To do → Each entry below is to be written out exactly, and the pictures are to be left out.

Stored entries

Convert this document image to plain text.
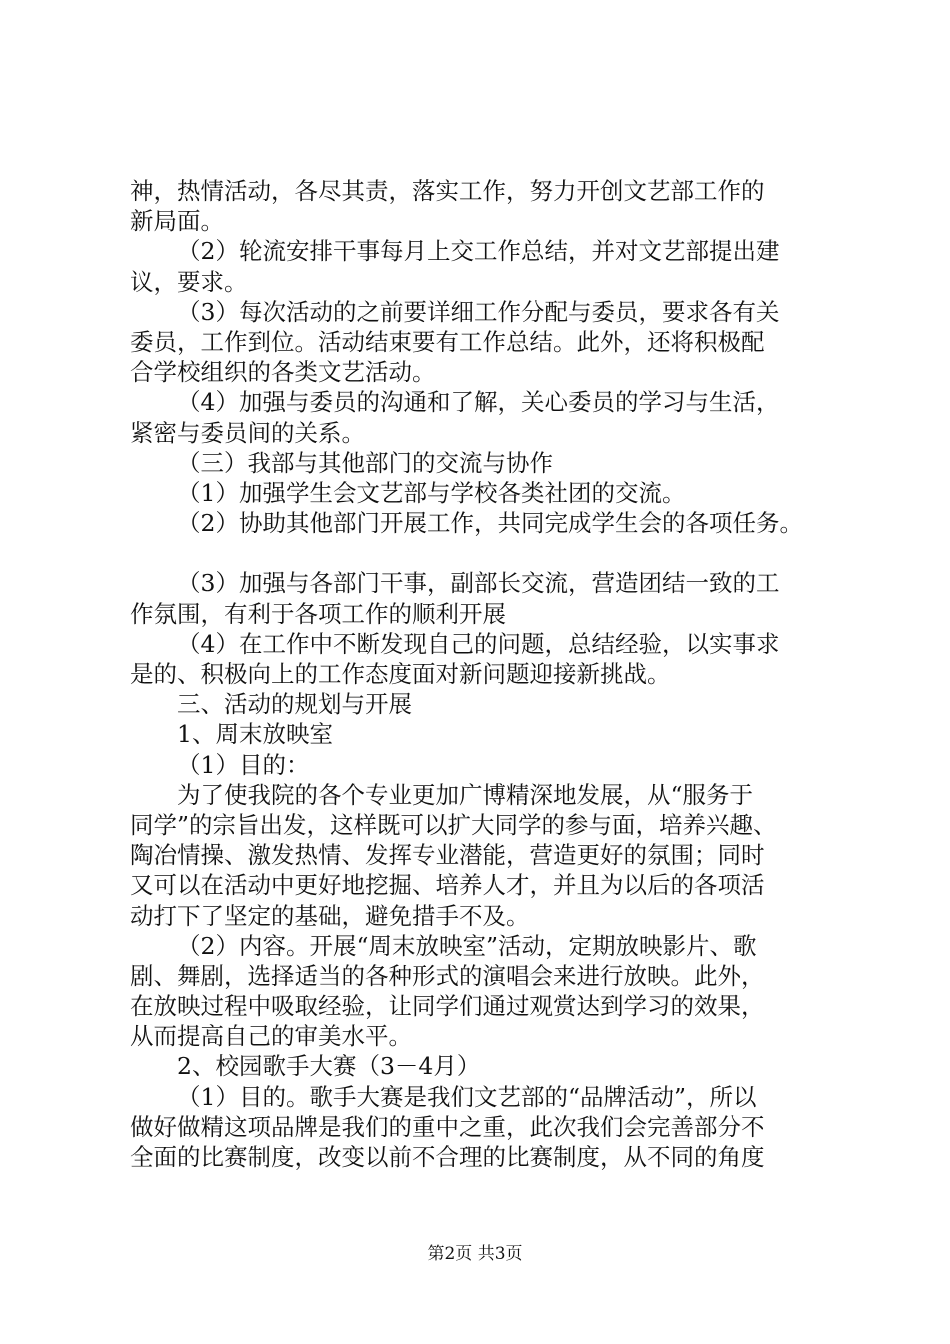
神，热情活动，各尽其责，落实工作，努力开创文艺部工作的
新局面。
（2）轮流安排干事每月上交工作总结，并对文艺部提出建
议，要求。
（3）每次活动的之前要详细工作分配与委员，要求各有关
委员，工作到位。活动结束要有工作总结。此外，还将积极配
合学校组织的各类文艺活动。
（4）加强与委员的沟通和了解，关心委员的学习与生活，
紧密与委员间的关系。
（三）我部与其他部门的交流与协作
（1）加强学生会文艺部与学校各类社团的交流。
（2）协助其他部门开展工作，共同完成学生会的各项任务。
（3）加强与各部门干事，副部长交流，营造团结一致的工
作氛围，有利于各项工作的顺利开展
（4）在工作中不断发现自己的问题，总结经验，以实事求
是的、积极向上的工作态度面对新问题迎接新挑战。
三、活动的规划与开展
1、周末放映室
（1）目的：
为了使我院的各个专业更加广博精深地发展，从“服务于
同学”的宗旨出发，这样既可以扩大同学的参与面，培养兴趣、
陶冶情操、激发热情、发挥专业潜能，营造更好的氛围；同时
又可以在活动中更好地挖掘、培养人才，并且为以后的各项活
动打下了坚定的基础，避免措手不及。
（2）内容。开展“周末放映室”活动，定期放映影片、歌
剧、舞剧，选择适当的各种形式的演唱会来进行放映。此外，
在放映过程中吸取经验，让同学们通过观赏达到学习的效果，
从而提高自己的审美水平。
2、校园歌手大赛（3－4月）
（1）目的。歌手大赛是我们文艺部的“品牌活动”，所以
做好做精这项品牌是我们的重中之重，此次我们会完善部分不
全面的比赛制度，改变以前不合理的比赛制度，从不同的角度
第2页 共3页
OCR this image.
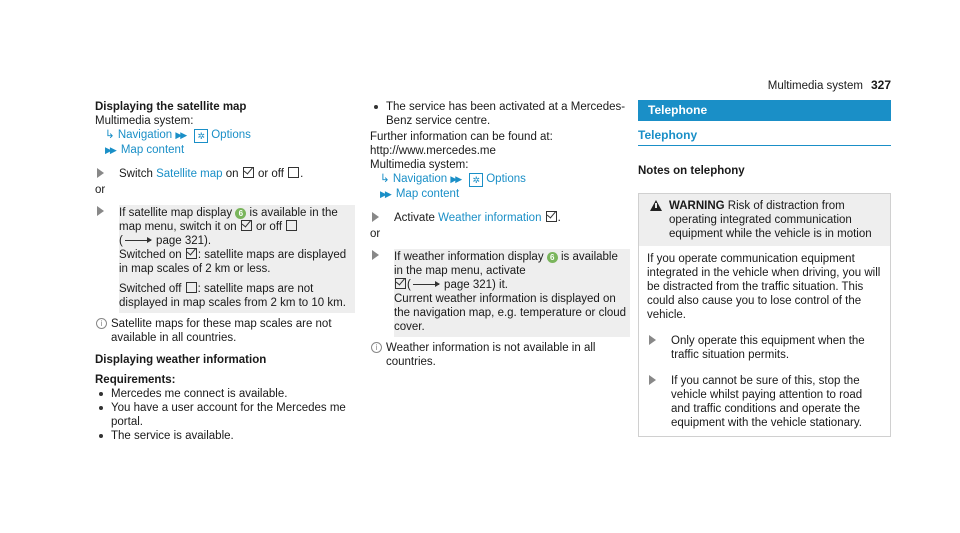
Multimedia system 327

Displaying the satellite map

Multimedia system:

↳ Navigation ▶▶ ✲ Options

▶▶ Map content

Switch Satellite map on or off .

or

If satellite map display 6 is available in the map menu, switch it on or off
(	page 321).
Switched on : satellite maps are displayed in map scales of 2 km or less.
Switched off : satellite maps are not displayed in map scales from 2 km to 10 km.
i Satellite maps for these map scales are not available in all countries.

Displaying weather information

Requirements:

Mercedes me connect is available.
You have a user account for the Mercedes me portal.
The service is available.
The service has been activated at a Mercedes-Benz service centre.

Further information can be found at: http://www.mercedes.me

Multimedia system:

↳ Navigation ▶▶ ✲ Options

▶▶ Map content

Activate Weather information .

or

If weather information display 6 is available in the map menu, activate
(	page 321) it.
Current weather information is displayed on the navigation map, e.g. temperature or cloud cover.
i Weather information is not available in all countries.
Telephone
Telephony

Notes on telephony

WARNING Risk of distraction from operating integrated communication equipment while the vehicle is in motion

If you operate communication equipment integrated in the vehicle when driving, you will be distracted from the traffic situation. This could also cause you to lose control of the vehicle.

Only operate this equipment when the traffic situation permits.
If you cannot be sure of this, stop the vehicle whilst paying attention to road and traffic conditions and operate the equipment with the vehicle stationary.
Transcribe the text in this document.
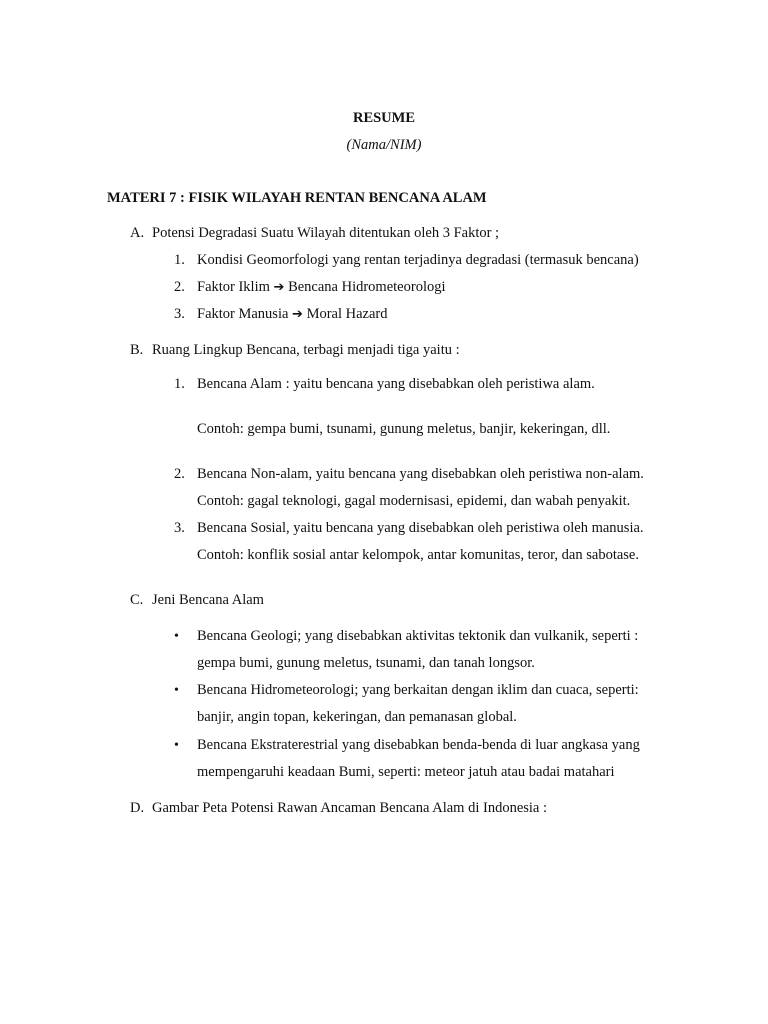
RESUME
(Nama/NIM)
MATERI 7 : FISIK WILAYAH RENTAN BENCANA ALAM
A. Potensi Degradasi Suatu Wilayah ditentukan oleh 3 Faktor ;
1. Kondisi Geomorfologi yang rentan terjadinya degradasi (termasuk bencana)
2. Faktor Iklim ➔ Bencana Hidrometeorologi
3. Faktor Manusia ➔ Moral Hazard
B. Ruang Lingkup Bencana, terbagi menjadi tiga yaitu :
1. Bencana Alam : yaitu bencana yang disebabkan oleh peristiwa alam.
Contoh: gempa bumi, tsunami, gunung meletus, banjir, kekeringan, dll.
2. Bencana Non-alam, yaitu bencana yang disebabkan oleh peristiwa non-alam.
Contoh: gagal teknologi, gagal modernisasi, epidemi, dan wabah penyakit.
3. Bencana Sosial, yaitu bencana yang disebabkan oleh peristiwa oleh manusia.
Contoh: konflik sosial antar kelompok, antar komunitas, teror, dan sabotase.
C. Jeni Bencana Alam
• Bencana Geologi; yang disebabkan aktivitas tektonik dan vulkanik, seperti :
gempa bumi, gunung meletus, tsunami, dan tanah longsor.
• Bencana Hidrometeorologi; yang berkaitan dengan iklim dan cuaca, seperti:
banjir, angin topan, kekeringan, dan pemanasan global.
• Bencana Ekstraterestrial yang disebabkan benda-benda di luar angkasa yang
mempengaruhi keadaan Bumi, seperti: meteor jatuh atau badai matahari
D. Gambar Peta Potensi Rawan Ancaman Bencana Alam di Indonesia :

Task solution →
Convert this document image to plain text.
神，热情活动，各尽其责，落实工作，努力开创文艺部工作的
新局面。
（2）轮流安排干事每月上交工作总结，并对文艺部提出建
议，要求。
（3）每次活动的之前要详细工作分配与委员，要求各有关
委员，工作到位。活动结束要有工作总结。此外，还将积极配
合学校组织的各类文艺活动。
（4）加强与委员的沟通和了解，关心委员的学习与生活，
紧密与委员间的关系。
（三）我部与其他部门的交流与协作
（1）加强学生会文艺部与学校各类社团的交流。
（2）协助其他部门开展工作，共同完成学生会的各项任务。
（3）加强与各部门干事，副部长交流，营造团结一致的工
作氛围，有利于各项工作的顺利开展
（4）在工作中不断发现自己的问题，总结经验，以实事求
是的、积极向上的工作态度面对新问题迎接新挑战。
三、活动的规划与开展
1、周末放映室
（1）目的：
为了使我院的各个专业更加广博精深地发展，从“服务于
同学”的宗旨出发，这样既可以扩大同学的参与面，培养兴趣、
陶冶情操、激发热情、发挥专业潜能，营造更好的氛围；同时
又可以在活动中更好地挖掘、培养人才，并且为以后的各项活
动打下了坚定的基础，避免措手不及。
（2）内容。开展“周末放映室”活动，定期放映影片、歌
剧、舞剧，选择适当的各种形式的演唱会来进行放映。此外，
在放映过程中吸取经验，让同学们通过观赏达到学习的效果，
从而提高自己的审美水平。
2、校园歌手大赛（3－4月）
（1）目的。歌手大赛是我们文艺部的“品牌活动”，所以
做好做精这项品牌是我们的重中之重，此次我们会完善部分不
全面的比赛制度，改变以前不合理的比赛制度，从不同的角度
第2页 共3页
OCR this image.
Multimedia system 327

Displaying the satellite map

Multimedia system:

↳ Navigation ▶▶ ✲ Options

▶▶ Map content

Switch Satellite map on or off .

or

If satellite map display 6 is available in the map menu, switch it on or off
(	page 321).
Switched on : satellite maps are displayed in map scales of 2 km or less.
Switched off : satellite maps are not displayed in map scales from 2 km to 10 km.
i Satellite maps for these map scales are not available in all countries.

Displaying weather information

Requirements:

Mercedes me connect is available.
You have a user account for the Mercedes me portal.
The service is available.
The service has been activated at a Mercedes-Benz service centre.

Further information can be found at: http://www.mercedes.me

Multimedia system:

↳ Navigation ▶▶ ✲ Options

▶▶ Map content

Activate Weather information .

or

If weather information display 6 is available in the map menu, activate
(	page 321) it.
Current weather information is displayed on the navigation map, e.g. temperature or cloud cover.
i Weather information is not available in all countries.
Telephone
Telephony

Notes on telephony

WARNING Risk of distraction from operating integrated communication equipment while the vehicle is in motion

If you operate communication equipment integrated in the vehicle when driving, you will be distracted from the traffic situation. This could also cause you to lose control of the vehicle.

Only operate this equipment when the traffic situation permits.
If you cannot be sure of this, stop the vehicle whilst paying attention to road and traffic conditions and operate the equipment with the vehicle stationary.
Transcribe the text in this document.
RESUME
(Nama/NIM)
MATERI 7 : FISIK WILAYAH RENTAN BENCANA ALAM
A. Potensi Degradasi Suatu Wilayah ditentukan oleh 3 Faktor ;
1. Kondisi Geomorfologi yang rentan terjadinya degradasi (termasuk bencana)
2. Faktor Iklim ➔ Bencana Hidrometeorologi
3. Faktor Manusia ➔ Moral Hazard
B. Ruang Lingkup Bencana, terbagi menjadi tiga yaitu :
1. Bencana Alam : yaitu bencana yang disebabkan oleh peristiwa alam.
Contoh: gempa bumi, tsunami, gunung meletus, banjir, kekeringan, dll.
2. Bencana Non-alam, yaitu bencana yang disebabkan oleh peristiwa non-alam.
Contoh: gagal teknologi, gagal modernisasi, epidemi, dan wabah penyakit.
3. Bencana Sosial, yaitu bencana yang disebabkan oleh peristiwa oleh manusia.
Contoh: konflik sosial antar kelompok, antar komunitas, teror, dan sabotase.
C. Jeni Bencana Alam
• Bencana Geologi; yang disebabkan aktivitas tektonik dan vulkanik, seperti :
gempa bumi, gunung meletus, tsunami, dan tanah longsor.
• Bencana Hidrometeorologi; yang berkaitan dengan iklim dan cuaca, seperti:
banjir, angin topan, kekeringan, dan pemanasan global.
• Bencana Ekstraterestrial yang disebabkan benda-benda di luar angkasa yang
mempengaruhi keadaan Bumi, seperti: meteor jatuh atau badai matahari
D. Gambar Peta Potensi Rawan Ancaman Bencana Alam di Indonesia :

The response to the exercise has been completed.